Dataset entries:
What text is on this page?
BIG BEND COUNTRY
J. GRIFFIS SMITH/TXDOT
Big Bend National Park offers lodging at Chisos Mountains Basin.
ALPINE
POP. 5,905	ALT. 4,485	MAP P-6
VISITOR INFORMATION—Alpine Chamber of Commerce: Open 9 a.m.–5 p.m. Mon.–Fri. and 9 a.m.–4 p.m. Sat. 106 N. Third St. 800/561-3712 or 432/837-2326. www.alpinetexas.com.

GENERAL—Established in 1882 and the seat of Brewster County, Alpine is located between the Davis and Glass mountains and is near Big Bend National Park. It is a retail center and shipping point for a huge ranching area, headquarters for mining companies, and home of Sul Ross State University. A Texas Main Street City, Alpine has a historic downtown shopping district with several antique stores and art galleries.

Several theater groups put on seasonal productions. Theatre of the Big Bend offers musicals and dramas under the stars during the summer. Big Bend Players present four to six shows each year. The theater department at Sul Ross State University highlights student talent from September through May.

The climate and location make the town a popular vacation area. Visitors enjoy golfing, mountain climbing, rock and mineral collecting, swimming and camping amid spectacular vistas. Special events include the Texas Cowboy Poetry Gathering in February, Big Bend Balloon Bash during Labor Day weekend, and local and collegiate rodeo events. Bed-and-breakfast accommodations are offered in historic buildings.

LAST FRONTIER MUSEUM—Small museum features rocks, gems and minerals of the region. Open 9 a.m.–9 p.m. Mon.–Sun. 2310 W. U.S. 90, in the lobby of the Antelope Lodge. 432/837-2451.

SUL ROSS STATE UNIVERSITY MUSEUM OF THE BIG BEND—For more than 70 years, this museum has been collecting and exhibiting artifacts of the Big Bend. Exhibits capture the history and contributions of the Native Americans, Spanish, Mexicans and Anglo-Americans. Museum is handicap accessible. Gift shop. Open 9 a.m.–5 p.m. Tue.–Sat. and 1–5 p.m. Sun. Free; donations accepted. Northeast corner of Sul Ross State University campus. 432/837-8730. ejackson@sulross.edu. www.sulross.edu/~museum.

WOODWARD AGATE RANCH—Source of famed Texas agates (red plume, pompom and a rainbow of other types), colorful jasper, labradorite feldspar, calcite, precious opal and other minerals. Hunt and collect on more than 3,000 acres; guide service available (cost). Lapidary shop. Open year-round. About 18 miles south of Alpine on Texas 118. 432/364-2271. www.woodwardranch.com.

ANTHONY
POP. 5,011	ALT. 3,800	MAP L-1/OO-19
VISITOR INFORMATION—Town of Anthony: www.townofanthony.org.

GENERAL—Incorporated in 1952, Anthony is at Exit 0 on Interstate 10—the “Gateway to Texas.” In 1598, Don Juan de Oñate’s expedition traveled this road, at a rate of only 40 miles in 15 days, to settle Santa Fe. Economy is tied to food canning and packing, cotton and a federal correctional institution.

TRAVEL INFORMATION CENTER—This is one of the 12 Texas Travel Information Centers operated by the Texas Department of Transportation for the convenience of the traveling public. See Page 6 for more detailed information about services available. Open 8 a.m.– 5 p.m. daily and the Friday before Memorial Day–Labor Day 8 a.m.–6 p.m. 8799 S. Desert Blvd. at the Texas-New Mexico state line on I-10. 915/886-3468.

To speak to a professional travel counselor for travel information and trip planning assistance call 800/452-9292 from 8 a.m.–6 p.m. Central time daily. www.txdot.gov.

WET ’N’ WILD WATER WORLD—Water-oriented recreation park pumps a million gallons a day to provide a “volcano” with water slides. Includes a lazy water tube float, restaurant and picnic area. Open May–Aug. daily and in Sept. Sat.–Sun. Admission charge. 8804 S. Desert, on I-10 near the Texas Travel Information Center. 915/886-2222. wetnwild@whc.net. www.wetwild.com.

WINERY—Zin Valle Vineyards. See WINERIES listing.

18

...

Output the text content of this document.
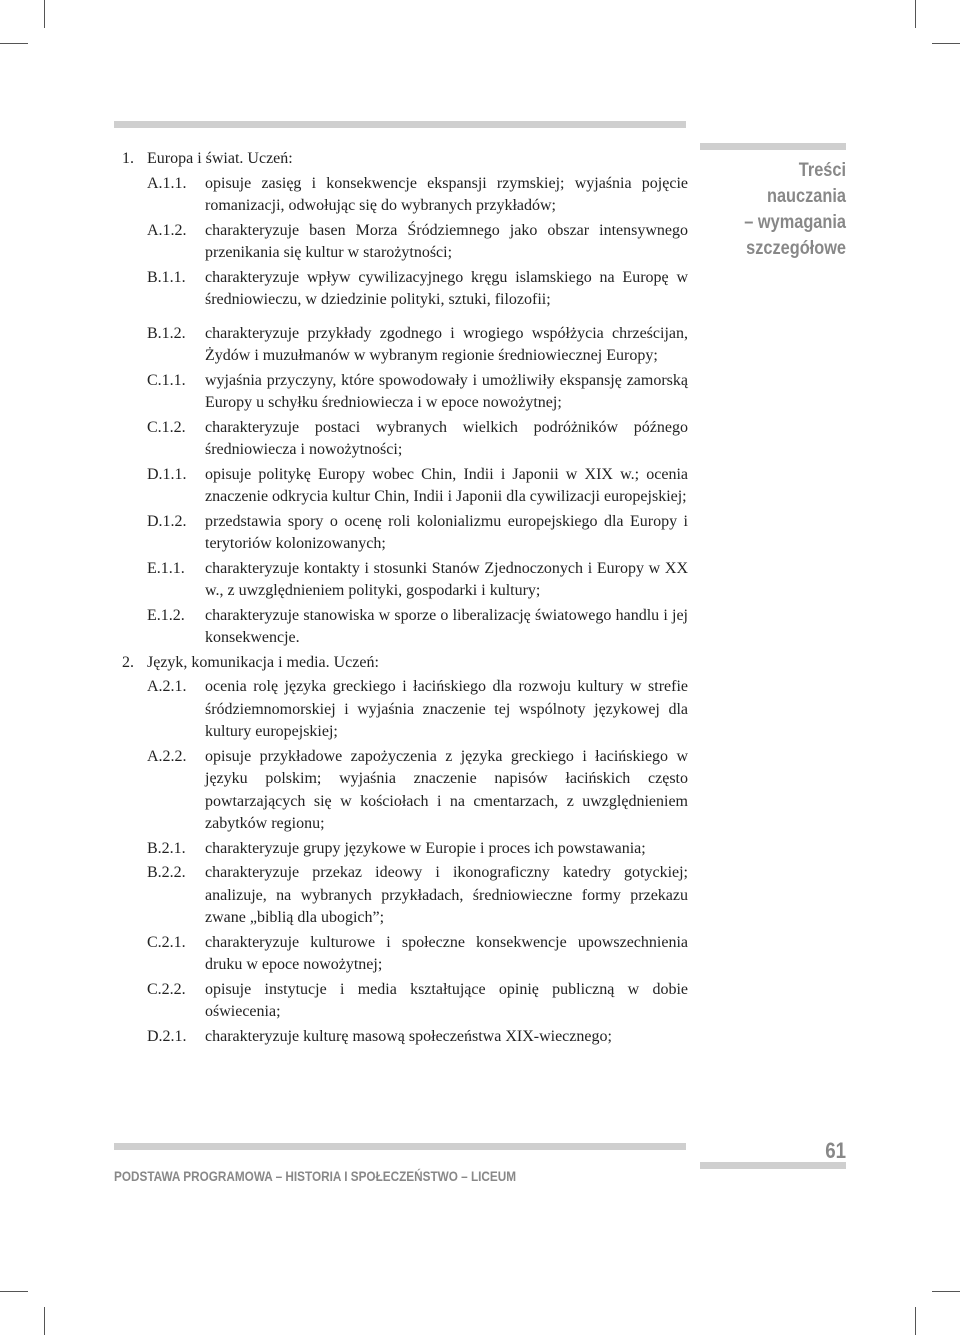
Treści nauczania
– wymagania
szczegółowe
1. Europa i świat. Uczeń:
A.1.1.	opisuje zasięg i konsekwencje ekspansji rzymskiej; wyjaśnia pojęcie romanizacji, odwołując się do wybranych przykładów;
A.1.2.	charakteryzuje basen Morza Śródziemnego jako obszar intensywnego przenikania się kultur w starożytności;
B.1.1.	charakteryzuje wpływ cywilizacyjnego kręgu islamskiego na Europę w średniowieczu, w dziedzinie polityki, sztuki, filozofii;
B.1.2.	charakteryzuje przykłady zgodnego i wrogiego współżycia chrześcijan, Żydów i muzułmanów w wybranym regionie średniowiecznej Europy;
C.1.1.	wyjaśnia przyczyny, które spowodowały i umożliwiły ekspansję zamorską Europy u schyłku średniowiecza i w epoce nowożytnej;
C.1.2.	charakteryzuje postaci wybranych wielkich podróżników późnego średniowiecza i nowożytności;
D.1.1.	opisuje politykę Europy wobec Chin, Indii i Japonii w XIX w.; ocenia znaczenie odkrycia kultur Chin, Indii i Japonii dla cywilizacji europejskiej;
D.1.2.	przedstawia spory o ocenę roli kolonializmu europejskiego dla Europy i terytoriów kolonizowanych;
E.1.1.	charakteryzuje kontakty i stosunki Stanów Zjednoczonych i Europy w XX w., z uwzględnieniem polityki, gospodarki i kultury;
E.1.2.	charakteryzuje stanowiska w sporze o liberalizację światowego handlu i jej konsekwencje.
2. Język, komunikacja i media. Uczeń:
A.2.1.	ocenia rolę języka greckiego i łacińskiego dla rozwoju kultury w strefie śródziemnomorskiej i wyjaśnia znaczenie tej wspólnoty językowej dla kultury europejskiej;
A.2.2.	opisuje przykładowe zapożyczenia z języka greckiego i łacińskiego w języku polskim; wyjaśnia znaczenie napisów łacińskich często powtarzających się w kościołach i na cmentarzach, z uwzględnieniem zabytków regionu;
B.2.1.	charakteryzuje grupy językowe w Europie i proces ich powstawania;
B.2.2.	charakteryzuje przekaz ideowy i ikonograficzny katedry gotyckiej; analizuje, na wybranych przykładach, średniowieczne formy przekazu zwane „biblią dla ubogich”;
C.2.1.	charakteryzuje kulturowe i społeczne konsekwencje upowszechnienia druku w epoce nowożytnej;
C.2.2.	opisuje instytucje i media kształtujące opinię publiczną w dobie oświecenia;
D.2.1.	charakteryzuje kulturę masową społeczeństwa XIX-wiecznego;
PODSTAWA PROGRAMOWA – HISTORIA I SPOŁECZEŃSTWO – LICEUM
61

◆ WHAT IS BEING ASKED ◆
Copy out every line from the records that has the word "historic".

◆ RESPONSE BELOW ◆
GENERAL—Established in 1882 and the seat of Brewster County, Alpine is located between the Davis and Glass mountains and is near Big Bend National Park. It is a retail center and shipping point for a huge ranching area, headquarters for mining companies, and home of Sul Ross State University. A Texas Main Street City, Alpine has a historic downtown shopping district with several antique stores and art galleries.
The climate and location make the town a popular vacation area. Visitors enjoy golfing, mountain climbing, rock and mineral collecting, swimming and camping amid spectacular vistas. Special events include the Texas Cowboy Poetry Gathering in February, Big Bend Balloon Bash during Labor Day weekend, and local and collegiate rodeo events. Bed-and-breakfast accommodations are offered in historic buildings.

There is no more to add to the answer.